Task goal: Select the lines that contain "name" and copy each of them.

-=-=-

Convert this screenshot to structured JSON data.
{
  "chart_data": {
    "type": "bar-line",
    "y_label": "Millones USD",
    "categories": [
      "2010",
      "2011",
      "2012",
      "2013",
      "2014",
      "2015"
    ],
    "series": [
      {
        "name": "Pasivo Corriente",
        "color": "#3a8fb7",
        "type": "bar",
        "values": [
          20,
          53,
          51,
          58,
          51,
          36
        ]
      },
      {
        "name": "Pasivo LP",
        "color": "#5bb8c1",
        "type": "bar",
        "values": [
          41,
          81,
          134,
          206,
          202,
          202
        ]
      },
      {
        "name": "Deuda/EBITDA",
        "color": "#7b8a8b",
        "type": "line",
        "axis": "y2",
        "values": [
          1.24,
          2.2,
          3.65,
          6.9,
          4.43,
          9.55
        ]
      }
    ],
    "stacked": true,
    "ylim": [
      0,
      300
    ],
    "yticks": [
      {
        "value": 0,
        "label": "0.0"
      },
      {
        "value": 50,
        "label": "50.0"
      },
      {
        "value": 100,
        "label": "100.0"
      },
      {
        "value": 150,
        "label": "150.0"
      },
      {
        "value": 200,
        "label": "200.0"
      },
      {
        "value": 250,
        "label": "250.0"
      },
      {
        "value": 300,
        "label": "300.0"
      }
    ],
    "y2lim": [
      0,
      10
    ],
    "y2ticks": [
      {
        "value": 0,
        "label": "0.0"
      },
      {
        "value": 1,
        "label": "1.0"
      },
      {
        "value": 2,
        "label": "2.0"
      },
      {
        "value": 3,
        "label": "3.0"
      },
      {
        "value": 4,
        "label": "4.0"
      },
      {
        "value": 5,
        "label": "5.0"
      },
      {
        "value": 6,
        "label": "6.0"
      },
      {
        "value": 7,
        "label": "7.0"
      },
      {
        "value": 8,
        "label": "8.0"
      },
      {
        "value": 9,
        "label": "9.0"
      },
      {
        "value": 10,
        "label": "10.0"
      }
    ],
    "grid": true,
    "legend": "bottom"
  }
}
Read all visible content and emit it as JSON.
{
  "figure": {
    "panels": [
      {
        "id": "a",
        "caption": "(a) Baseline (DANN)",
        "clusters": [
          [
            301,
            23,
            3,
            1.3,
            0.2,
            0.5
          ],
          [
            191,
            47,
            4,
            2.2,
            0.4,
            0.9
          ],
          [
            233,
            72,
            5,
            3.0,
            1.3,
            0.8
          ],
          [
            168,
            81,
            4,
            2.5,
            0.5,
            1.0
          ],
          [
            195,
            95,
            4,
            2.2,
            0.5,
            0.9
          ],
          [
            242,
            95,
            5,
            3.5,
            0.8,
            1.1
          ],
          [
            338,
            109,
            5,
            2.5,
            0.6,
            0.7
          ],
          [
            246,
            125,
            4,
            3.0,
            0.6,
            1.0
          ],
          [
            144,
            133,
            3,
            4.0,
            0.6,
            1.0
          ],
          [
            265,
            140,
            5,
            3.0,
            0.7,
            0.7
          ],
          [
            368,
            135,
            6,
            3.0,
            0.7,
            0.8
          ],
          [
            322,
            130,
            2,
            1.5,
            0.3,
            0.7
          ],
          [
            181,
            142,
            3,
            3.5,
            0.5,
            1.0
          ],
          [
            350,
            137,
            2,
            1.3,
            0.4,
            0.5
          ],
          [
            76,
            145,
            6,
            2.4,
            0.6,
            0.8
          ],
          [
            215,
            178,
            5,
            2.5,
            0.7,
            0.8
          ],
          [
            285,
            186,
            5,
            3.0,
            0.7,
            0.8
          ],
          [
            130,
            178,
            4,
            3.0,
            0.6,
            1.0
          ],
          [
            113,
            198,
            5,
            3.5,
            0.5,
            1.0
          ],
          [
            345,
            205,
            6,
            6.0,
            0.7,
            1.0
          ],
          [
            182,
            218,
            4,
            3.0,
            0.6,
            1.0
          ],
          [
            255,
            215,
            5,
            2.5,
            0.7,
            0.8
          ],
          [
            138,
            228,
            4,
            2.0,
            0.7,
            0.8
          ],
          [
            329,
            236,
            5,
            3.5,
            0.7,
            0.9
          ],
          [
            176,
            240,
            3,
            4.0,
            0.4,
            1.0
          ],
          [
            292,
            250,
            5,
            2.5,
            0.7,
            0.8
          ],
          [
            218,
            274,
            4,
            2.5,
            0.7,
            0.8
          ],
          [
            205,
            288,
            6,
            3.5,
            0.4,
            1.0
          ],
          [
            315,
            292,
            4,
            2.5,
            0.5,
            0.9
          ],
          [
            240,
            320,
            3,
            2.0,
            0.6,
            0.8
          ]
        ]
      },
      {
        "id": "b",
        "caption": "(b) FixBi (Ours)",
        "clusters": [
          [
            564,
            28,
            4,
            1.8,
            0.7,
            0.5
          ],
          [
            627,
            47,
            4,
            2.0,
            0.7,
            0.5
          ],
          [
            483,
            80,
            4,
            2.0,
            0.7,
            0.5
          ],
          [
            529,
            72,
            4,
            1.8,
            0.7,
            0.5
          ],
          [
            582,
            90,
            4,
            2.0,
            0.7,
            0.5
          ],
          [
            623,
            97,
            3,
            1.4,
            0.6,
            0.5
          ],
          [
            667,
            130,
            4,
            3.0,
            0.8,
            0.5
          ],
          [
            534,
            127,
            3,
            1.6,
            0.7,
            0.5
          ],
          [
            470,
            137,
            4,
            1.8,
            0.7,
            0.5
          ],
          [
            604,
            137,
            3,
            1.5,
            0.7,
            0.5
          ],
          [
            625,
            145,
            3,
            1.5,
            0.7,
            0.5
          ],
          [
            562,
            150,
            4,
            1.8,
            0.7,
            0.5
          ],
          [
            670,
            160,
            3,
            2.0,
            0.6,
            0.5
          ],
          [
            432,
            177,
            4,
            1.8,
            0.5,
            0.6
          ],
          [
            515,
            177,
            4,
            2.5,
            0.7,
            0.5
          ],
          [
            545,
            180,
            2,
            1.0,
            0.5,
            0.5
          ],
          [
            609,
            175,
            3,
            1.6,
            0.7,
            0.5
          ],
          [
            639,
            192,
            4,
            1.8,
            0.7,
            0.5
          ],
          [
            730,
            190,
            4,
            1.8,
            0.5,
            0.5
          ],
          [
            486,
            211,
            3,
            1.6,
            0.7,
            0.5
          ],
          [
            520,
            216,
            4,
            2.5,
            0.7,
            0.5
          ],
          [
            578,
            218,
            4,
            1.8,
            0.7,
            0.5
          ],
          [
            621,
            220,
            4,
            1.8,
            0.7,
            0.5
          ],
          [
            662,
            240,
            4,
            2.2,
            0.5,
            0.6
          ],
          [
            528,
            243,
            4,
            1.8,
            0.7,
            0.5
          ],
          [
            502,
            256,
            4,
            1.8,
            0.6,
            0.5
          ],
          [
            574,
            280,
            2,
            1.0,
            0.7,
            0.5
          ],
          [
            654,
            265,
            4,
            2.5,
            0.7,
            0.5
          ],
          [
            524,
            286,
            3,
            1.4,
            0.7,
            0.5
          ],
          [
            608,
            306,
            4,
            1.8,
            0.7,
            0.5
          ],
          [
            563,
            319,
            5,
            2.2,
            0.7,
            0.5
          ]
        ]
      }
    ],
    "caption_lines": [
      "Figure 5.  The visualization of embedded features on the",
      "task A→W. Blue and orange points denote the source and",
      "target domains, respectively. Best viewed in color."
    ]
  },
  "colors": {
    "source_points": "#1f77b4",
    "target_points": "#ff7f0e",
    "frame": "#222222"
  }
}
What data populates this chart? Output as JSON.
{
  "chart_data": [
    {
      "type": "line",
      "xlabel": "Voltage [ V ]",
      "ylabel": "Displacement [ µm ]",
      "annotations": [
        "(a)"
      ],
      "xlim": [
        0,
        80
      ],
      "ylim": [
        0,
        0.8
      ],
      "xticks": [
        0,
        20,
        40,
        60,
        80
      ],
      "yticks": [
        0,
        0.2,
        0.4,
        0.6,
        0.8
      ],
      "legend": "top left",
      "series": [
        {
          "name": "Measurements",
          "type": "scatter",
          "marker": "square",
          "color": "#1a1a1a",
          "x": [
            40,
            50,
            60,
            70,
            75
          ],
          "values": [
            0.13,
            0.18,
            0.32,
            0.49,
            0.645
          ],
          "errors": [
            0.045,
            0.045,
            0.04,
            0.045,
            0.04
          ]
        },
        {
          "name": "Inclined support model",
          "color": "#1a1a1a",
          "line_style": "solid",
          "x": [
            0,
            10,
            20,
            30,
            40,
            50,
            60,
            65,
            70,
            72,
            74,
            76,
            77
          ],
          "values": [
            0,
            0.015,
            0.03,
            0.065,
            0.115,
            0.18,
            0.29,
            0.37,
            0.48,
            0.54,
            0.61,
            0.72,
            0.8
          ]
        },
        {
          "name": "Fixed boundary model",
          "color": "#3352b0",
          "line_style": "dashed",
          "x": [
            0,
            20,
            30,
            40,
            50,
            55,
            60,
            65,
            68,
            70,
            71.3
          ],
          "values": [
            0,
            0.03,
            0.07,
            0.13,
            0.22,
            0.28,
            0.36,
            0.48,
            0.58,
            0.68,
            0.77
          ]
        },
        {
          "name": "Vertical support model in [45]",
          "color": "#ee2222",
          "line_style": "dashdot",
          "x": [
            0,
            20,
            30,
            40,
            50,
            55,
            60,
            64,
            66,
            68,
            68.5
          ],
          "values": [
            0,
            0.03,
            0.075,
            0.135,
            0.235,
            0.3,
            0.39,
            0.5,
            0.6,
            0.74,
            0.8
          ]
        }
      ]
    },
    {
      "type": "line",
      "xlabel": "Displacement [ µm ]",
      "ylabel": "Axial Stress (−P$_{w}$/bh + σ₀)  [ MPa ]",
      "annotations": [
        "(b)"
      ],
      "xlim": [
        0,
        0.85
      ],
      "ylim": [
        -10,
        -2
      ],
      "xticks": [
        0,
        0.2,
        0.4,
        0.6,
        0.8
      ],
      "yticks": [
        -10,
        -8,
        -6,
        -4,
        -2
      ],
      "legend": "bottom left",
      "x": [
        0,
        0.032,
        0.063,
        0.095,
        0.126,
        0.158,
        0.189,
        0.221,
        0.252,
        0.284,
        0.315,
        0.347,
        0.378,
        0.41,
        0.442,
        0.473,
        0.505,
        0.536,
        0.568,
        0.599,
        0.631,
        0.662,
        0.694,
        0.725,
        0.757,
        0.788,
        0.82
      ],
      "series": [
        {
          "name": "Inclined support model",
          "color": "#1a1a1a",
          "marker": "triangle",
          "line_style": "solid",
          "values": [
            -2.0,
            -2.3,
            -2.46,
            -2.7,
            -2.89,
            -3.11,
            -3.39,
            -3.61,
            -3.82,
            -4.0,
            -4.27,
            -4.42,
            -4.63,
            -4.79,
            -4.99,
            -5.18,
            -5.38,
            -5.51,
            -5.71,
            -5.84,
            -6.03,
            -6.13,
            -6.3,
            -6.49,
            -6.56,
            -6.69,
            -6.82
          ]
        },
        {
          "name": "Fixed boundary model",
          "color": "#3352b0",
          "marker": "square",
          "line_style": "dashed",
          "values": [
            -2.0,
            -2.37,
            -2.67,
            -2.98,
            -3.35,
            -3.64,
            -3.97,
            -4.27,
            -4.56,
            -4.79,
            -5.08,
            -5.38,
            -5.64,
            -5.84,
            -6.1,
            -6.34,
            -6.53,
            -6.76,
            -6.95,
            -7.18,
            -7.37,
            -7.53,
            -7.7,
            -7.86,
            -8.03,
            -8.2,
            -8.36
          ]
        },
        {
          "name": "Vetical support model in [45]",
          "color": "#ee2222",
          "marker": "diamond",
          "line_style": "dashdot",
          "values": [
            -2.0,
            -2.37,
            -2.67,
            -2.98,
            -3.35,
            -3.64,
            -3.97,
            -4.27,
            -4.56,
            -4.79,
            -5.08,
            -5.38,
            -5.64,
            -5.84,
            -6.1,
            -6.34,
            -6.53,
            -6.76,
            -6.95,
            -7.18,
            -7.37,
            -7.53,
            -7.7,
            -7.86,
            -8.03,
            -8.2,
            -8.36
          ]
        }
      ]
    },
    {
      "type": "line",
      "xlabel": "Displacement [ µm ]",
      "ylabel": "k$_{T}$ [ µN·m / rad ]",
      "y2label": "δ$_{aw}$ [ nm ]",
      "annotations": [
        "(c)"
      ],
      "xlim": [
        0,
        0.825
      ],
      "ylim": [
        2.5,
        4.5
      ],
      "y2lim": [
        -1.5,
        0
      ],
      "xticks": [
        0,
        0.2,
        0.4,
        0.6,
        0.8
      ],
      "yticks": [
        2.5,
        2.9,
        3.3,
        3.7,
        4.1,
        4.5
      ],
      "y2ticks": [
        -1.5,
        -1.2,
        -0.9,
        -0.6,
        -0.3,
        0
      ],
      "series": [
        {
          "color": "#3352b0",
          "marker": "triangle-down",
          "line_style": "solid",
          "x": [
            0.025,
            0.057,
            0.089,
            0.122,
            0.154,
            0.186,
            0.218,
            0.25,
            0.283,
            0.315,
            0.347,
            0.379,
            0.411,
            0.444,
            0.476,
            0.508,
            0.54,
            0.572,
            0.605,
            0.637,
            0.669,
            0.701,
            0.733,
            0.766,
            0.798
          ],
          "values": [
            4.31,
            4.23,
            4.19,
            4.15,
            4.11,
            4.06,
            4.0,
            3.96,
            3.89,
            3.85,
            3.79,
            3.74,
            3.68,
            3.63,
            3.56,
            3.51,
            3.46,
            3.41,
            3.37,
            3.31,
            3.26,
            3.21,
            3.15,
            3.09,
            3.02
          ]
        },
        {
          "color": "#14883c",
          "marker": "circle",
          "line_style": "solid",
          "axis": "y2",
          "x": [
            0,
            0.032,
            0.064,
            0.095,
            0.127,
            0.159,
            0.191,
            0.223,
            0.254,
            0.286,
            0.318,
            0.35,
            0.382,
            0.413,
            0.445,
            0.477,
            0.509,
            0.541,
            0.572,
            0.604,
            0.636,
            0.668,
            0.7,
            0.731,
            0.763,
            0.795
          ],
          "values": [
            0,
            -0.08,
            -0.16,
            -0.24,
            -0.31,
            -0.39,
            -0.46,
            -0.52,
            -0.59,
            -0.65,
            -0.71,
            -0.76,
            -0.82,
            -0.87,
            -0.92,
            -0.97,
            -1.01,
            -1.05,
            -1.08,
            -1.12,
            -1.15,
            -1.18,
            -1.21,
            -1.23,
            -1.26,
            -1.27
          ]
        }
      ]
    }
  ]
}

-=-=-

Output of the exercise:
        "name": "Pasivo Corriente",
        "name": "Pasivo LP",
        "name": "Deuda/EBITDA",
          "name": "Measurements",
          "name": "Inclined support model",
          "name": "Fixed boundary model",
          "name": "Vertical support model in [45]",
          "name": "Inclined support model",
          "name": "Fixed boundary model",
          "name": "Vetical support model in [45]",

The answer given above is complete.